[Begin The input]

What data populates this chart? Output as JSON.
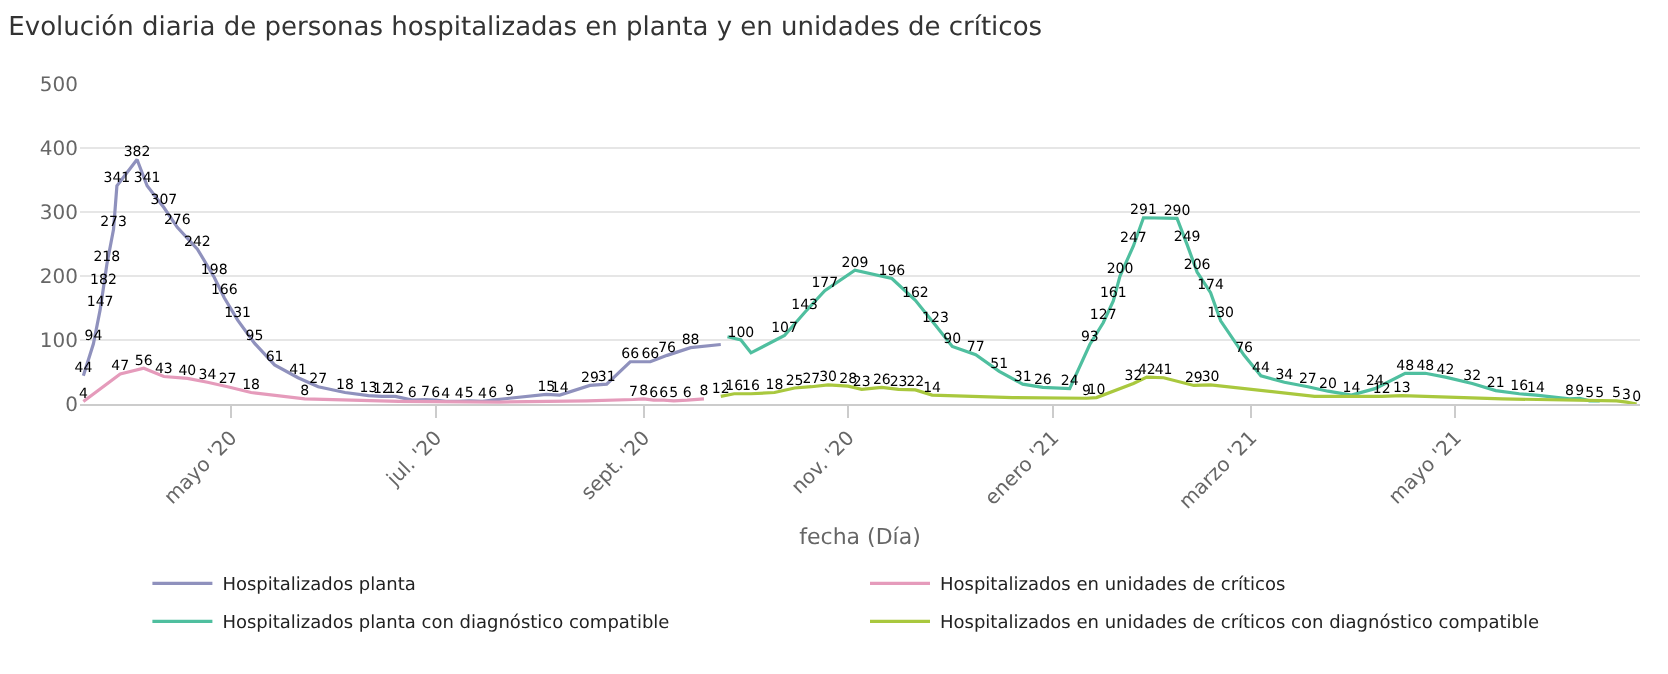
{
  "chart_data": {
    "type": "line",
    "title": "Evolución diaria de personas hospitalizadas en planta y en unidades de críticos",
    "xlabel": "fecha (Día)",
    "xlim": [
      "2020-03-17",
      "2021-06-25"
    ],
    "xticks": [
      {
        "value": "2020-05-01",
        "label": "mayo '20"
      },
      {
        "value": "2020-07-01",
        "label": "jul. '20"
      },
      {
        "value": "2020-09-01",
        "label": "sept. '20"
      },
      {
        "value": "2020-11-01",
        "label": "nov. '20"
      },
      {
        "value": "2021-01-01",
        "label": "enero '21"
      },
      {
        "value": "2021-03-01",
        "label": "marzo '21"
      },
      {
        "value": "2021-05-01",
        "label": "mayo '21"
      }
    ],
    "ylim": [
      0,
      500
    ],
    "yticks": [
      0,
      100,
      200,
      300,
      400,
      500
    ],
    "grid": "y",
    "legend": "bottom",
    "marker": "none",
    "line_style": "solid",
    "series": [
      {
        "name": "Hospitalizados planta",
        "color": "#8f91bd",
        "x": [
          "2020-03-18",
          "2020-03-21",
          "2020-03-23",
          "2020-03-24",
          "2020-03-25",
          "2020-03-27",
          "2020-03-28",
          "2020-04-03",
          "2020-04-06",
          "2020-04-11",
          "2020-04-15",
          "2020-04-21",
          "2020-04-26",
          "2020-04-29",
          "2020-05-03",
          "2020-05-08",
          "2020-05-14",
          "2020-05-21",
          "2020-05-27",
          "2020-06-04",
          "2020-06-11",
          "2020-06-15",
          "2020-06-19",
          "2020-06-24",
          "2020-06-28",
          "2020-07-01",
          "2020-07-04",
          "2020-07-08",
          "2020-07-11",
          "2020-07-15",
          "2020-07-18",
          "2020-07-23",
          "2020-08-03",
          "2020-08-07",
          "2020-08-16",
          "2020-08-21",
          "2020-08-28",
          "2020-09-03",
          "2020-09-08",
          "2020-09-15",
          "2020-09-24"
        ],
        "values": [
          44,
          94,
          147,
          182,
          218,
          273,
          341,
          382,
          341,
          307,
          276,
          242,
          198,
          166,
          131,
          95,
          61,
          41,
          27,
          18,
          13,
          12,
          12,
          6,
          7,
          6,
          4,
          4,
          5,
          4,
          6,
          9,
          15,
          14,
          29,
          31,
          66,
          66,
          76,
          88,
          93
        ],
        "value_labels": [
          "44",
          "94",
          "147",
          "182",
          "218",
          "273",
          "341",
          "382",
          "341",
          "307",
          "276",
          "242",
          "198",
          "166",
          "131",
          "95",
          "61",
          "41",
          "27",
          "18",
          "13",
          "12",
          "12",
          "6",
          "7",
          "6",
          "4",
          "4",
          "5",
          "4",
          "6",
          "9",
          "15",
          "14",
          "29",
          "31",
          "66",
          "66",
          "76",
          "88",
          null
        ]
      },
      {
        "name": "Hospitalizados en unidades de críticos",
        "color": "#e59bbb",
        "x": [
          "2020-03-18",
          "2020-03-29",
          "2020-04-05",
          "2020-04-11",
          "2020-04-18",
          "2020-04-24",
          "2020-04-30",
          "2020-05-07",
          "2020-05-23",
          "2020-06-20",
          "2020-07-20",
          "2020-08-15",
          "2020-08-29",
          "2020-09-01",
          "2020-09-04",
          "2020-09-07",
          "2020-09-10",
          "2020-09-14",
          "2020-09-19"
        ],
        "values": [
          4,
          47,
          56,
          43,
          40,
          34,
          27,
          18,
          8,
          4,
          3,
          5,
          7,
          8,
          6,
          6,
          5,
          6,
          8
        ],
        "value_labels": [
          "4",
          "47",
          "56",
          "43",
          "40",
          "34",
          "27",
          "18",
          "8",
          null,
          null,
          null,
          "7",
          "8",
          "6",
          "6",
          "5",
          "6",
          "8"
        ]
      },
      {
        "name": "Hospitalizados planta con diagnóstico compatible",
        "color": "#4fbf9f",
        "x": [
          "2020-09-26",
          "2020-09-30",
          "2020-10-03",
          "2020-10-13",
          "2020-10-19",
          "2020-10-25",
          "2020-11-03",
          "2020-11-14",
          "2020-11-21",
          "2020-11-27",
          "2020-12-02",
          "2020-12-09",
          "2020-12-16",
          "2020-12-23",
          "2020-12-29",
          "2021-01-06",
          "2021-01-12",
          "2021-01-16",
          "2021-01-19",
          "2021-01-21",
          "2021-01-25",
          "2021-01-28",
          "2021-02-07",
          "2021-02-10",
          "2021-02-13",
          "2021-02-17",
          "2021-02-20",
          "2021-02-27",
          "2021-03-04",
          "2021-03-11",
          "2021-03-18",
          "2021-03-24",
          "2021-03-31",
          "2021-04-07",
          "2021-04-16",
          "2021-04-22",
          "2021-04-28",
          "2021-05-06",
          "2021-05-13",
          "2021-05-20",
          "2021-05-25",
          "2021-06-04",
          "2021-06-07",
          "2021-06-10",
          "2021-06-13"
        ],
        "values": [
          105,
          100,
          80,
          107,
          143,
          177,
          209,
          196,
          162,
          123,
          90,
          77,
          51,
          31,
          26,
          24,
          93,
          127,
          161,
          200,
          247,
          291,
          290,
          249,
          206,
          174,
          130,
          76,
          44,
          34,
          27,
          20,
          14,
          24,
          48,
          48,
          42,
          32,
          21,
          16,
          14,
          8,
          9,
          5,
          5
        ],
        "value_labels": [
          null,
          "100",
          null,
          "107",
          "143",
          "177",
          "209",
          "196",
          "162",
          "123",
          "90",
          "77",
          "51",
          "31",
          "26",
          "24",
          "93",
          "127",
          "161",
          "200",
          "247",
          "291",
          "290",
          "249",
          "206",
          "174",
          "130",
          "76",
          "44",
          "34",
          "27",
          "20",
          "14",
          "24",
          "48",
          "48",
          "42",
          "32",
          "21",
          "16",
          "14",
          "8",
          "9",
          "5",
          "5"
        ]
      },
      {
        "name": "Hospitalizados en unidades de críticos con diagnóstico compatible",
        "color": "#a9c83e",
        "x": [
          "2020-09-24",
          "2020-09-28",
          "2020-10-03",
          "2020-10-10",
          "2020-10-16",
          "2020-10-21",
          "2020-10-26",
          "2020-11-01",
          "2020-11-05",
          "2020-11-11",
          "2020-11-16",
          "2020-11-21",
          "2020-11-26",
          "2020-12-20",
          "2021-01-11",
          "2021-01-14",
          "2021-01-25",
          "2021-01-29",
          "2021-02-03",
          "2021-02-12",
          "2021-02-17",
          "2021-03-20",
          "2021-04-09",
          "2021-04-15",
          "2021-05-15",
          "2021-06-18",
          "2021-06-21",
          "2021-06-24"
        ],
        "values": [
          12,
          16,
          16,
          18,
          25,
          27,
          30,
          28,
          23,
          26,
          23,
          22,
          14,
          10,
          9,
          10,
          32,
          42,
          41,
          29,
          30,
          12,
          12,
          13,
          8,
          5,
          3,
          0
        ],
        "value_labels": [
          "12",
          "16",
          "16",
          "18",
          "25",
          "27",
          "30",
          "28",
          "23",
          "26",
          "23",
          "22",
          "14",
          null,
          "9",
          "10",
          "32",
          "42",
          "41",
          "29",
          "30",
          null,
          "12",
          "13",
          null,
          "5",
          "3",
          "0"
        ]
      }
    ]
  }
}
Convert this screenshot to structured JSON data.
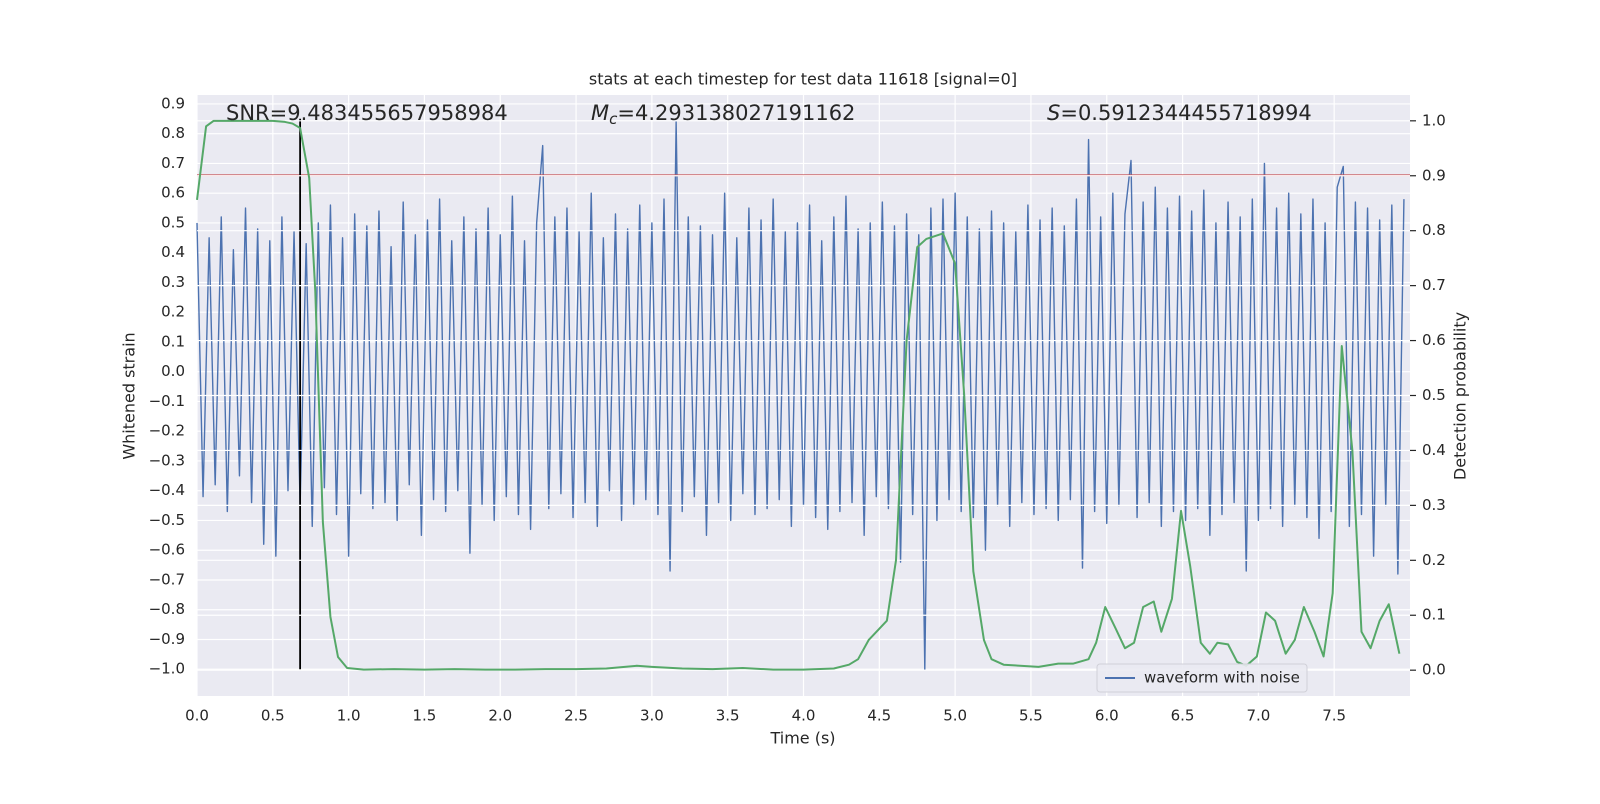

[End The input]

Description of the task: Identify the lines that contain the string "unidades", and copy every one of them.

Answer to this task:
    "title": "Evolución diaria de personas hospitalizadas en planta y en unidades de críticos",
        "name": "Hospitalizados en unidades de críticos",
        "name": "Hospitalizados en unidades de críticos con diagnóstico compatible",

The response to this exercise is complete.